> _Exercise goal_
Please output the lines shown below exactly as they appear.

(Stored data entries)
---------------

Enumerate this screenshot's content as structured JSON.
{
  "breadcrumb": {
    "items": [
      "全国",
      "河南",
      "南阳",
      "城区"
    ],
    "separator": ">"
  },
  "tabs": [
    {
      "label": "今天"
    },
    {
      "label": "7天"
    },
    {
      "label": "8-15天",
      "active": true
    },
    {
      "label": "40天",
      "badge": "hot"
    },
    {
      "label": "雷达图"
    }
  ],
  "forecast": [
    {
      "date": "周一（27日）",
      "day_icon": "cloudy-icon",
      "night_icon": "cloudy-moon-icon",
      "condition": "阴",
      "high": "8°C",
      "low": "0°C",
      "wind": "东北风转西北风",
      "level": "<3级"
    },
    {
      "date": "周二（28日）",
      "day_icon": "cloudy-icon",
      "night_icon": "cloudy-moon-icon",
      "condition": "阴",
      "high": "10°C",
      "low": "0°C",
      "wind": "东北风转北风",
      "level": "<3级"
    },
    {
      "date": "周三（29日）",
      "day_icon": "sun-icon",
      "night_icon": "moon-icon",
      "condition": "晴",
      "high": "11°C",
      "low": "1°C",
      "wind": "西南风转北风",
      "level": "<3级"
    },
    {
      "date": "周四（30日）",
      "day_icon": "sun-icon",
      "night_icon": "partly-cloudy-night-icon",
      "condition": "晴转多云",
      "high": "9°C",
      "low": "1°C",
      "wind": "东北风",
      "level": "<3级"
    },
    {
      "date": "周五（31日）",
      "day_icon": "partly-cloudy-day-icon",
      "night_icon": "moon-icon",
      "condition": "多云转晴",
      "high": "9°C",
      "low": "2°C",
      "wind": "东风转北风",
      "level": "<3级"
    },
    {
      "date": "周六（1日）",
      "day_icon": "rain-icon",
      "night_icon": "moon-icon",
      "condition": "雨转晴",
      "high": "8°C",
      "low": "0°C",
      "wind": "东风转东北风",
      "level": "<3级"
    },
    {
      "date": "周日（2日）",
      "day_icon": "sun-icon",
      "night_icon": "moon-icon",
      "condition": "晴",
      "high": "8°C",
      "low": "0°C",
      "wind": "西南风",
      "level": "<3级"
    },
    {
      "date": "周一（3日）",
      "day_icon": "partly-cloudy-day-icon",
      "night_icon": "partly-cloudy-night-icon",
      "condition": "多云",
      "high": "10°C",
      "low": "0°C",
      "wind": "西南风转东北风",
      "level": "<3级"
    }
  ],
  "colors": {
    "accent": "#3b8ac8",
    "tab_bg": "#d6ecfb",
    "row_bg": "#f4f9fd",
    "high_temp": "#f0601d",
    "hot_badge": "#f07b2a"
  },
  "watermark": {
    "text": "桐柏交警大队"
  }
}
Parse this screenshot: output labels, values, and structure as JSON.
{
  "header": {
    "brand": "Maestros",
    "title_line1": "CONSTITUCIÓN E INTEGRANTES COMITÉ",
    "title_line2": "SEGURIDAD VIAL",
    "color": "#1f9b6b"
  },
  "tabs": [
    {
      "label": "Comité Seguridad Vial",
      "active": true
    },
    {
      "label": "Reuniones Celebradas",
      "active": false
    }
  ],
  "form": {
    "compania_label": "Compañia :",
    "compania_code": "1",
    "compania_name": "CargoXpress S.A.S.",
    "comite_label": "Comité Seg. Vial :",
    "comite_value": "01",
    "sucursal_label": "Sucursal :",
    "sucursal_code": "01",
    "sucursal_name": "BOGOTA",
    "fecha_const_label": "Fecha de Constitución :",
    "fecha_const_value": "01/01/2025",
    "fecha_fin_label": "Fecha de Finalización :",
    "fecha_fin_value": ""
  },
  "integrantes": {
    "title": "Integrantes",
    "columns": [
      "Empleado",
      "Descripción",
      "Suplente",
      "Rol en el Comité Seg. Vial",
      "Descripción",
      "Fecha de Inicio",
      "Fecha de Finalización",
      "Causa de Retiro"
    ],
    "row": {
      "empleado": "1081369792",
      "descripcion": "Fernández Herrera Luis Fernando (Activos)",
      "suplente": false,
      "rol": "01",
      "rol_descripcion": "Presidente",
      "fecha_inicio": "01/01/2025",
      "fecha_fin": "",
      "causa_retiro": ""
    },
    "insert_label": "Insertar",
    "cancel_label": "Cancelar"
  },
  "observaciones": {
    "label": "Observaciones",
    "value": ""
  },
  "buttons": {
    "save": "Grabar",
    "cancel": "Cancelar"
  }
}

---------------

> _Reply_
Enumerate this screenshot's content as structured JSON.
{
  "breadcrumb": {
    "items": [
      "全国",
      "河南",
      "南阳",
      "城区"
    ],
    "separator": ">"
  },
  "tabs": [
    {
      "label": "今天"
    },
    {
      "label": "7天"
    },
    {
      "label": "8-15天",
      "active": true
    },
    {
      "label": "40天",
      "badge": "hot"
    },
    {
      "label": "雷达图"
    }
  ],
  "forecast": [
    {
      "date": "周一（27日）",
      "day_icon": "cloudy-icon",
      "night_icon": "cloudy-moon-icon",
      "condition": "阴",
      "high": "8°C",
      "low": "0°C",
      "wind": "东北风转西北风",
      "level": "<3级"
    },
    {
      "date": "周二（28日）",
      "day_icon": "cloudy-icon",
      "night_icon": "cloudy-moon-icon",
      "condition": "阴",
      "high": "10°C",
      "low": "0°C",
      "wind": "东北风转北风",
      "level": "<3级"
    },
    {
      "date": "周三（29日）",
      "day_icon": "sun-icon",
      "night_icon": "moon-icon",
      "condition": "晴",
      "high": "11°C",
      "low": "1°C",
      "wind": "西南风转北风",
      "level": "<3级"
    },
    {
      "date": "周四（30日）",
      "day_icon": "sun-icon",
      "night_icon": "partly-cloudy-night-icon",
      "condition": "晴转多云",
      "high": "9°C",
      "low": "1°C",
      "wind": "东北风",
      "level": "<3级"
    },
    {
      "date": "周五（31日）",
      "day_icon": "partly-cloudy-day-icon",
      "night_icon": "moon-icon",
      "condition": "多云转晴",
      "high": "9°C",
      "low": "2°C",
      "wind": "东风转北风",
      "level": "<3级"
    },
    {
      "date": "周六（1日）",
      "day_icon": "rain-icon",
      "night_icon": "moon-icon",
      "condition": "雨转晴",
      "high": "8°C",
      "low": "0°C",
      "wind": "东风转东北风",
      "level": "<3级"
    },
    {
      "date": "周日（2日）",
      "day_icon": "sun-icon",
      "night_icon": "moon-icon",
      "condition": "晴",
      "high": "8°C",
      "low": "0°C",
      "wind": "西南风",
      "level": "<3级"
    },
    {
      "date": "周一（3日）",
      "day_icon": "partly-cloudy-day-icon",
      "night_icon": "partly-cloudy-night-icon",
      "condition": "多云",
      "high": "10°C",
      "low": "0°C",
      "wind": "西南风转东北风",
      "level": "<3级"
    }
  ],
  "colors": {
    "accent": "#3b8ac8",
    "tab_bg": "#d6ecfb",
    "row_bg": "#f4f9fd",
    "high_temp": "#f0601d",
    "hot_badge": "#f07b2a"
  },
  "watermark": {
    "text": "桐柏交警大队"
  }
}
Parse this screenshot: output labels, values, and structure as JSON.
{
  "header": {
    "brand": "Maestros",
    "title_line1": "CONSTITUCIÓN E INTEGRANTES COMITÉ",
    "title_line2": "SEGURIDAD VIAL",
    "color": "#1f9b6b"
  },
  "tabs": [
    {
      "label": "Comité Seguridad Vial",
      "active": true
    },
    {
      "label": "Reuniones Celebradas",
      "active": false
    }
  ],
  "form": {
    "compania_label": "Compañia :",
    "compania_code": "1",
    "compania_name": "CargoXpress S.A.S.",
    "comite_label": "Comité Seg. Vial :",
    "comite_value": "01",
    "sucursal_label": "Sucursal :",
    "sucursal_code": "01",
    "sucursal_name": "BOGOTA",
    "fecha_const_label": "Fecha de Constitución :",
    "fecha_const_value": "01/01/2025",
    "fecha_fin_label": "Fecha de Finalización :",
    "fecha_fin_value": ""
  },
  "integrantes": {
    "title": "Integrantes",
    "columns": [
      "Empleado",
      "Descripción",
      "Suplente",
      "Rol en el Comité Seg. Vial",
      "Descripción",
      "Fecha de Inicio",
      "Fecha de Finalización",
      "Causa de Retiro"
    ],
    "row": {
      "empleado": "1081369792",
      "descripcion": "Fernández Herrera Luis Fernando (Activos)",
      "suplente": false,
      "rol": "01",
      "rol_descripcion": "Presidente",
      "fecha_inicio": "01/01/2025",
      "fecha_fin": "",
      "causa_retiro": ""
    },
    "insert_label": "Insertar",
    "cancel_label": "Cancelar"
  },
  "observaciones": {
    "label": "Observaciones",
    "value": ""
  },
  "buttons": {
    "save": "Grabar",
    "cancel": "Cancelar"
  }
}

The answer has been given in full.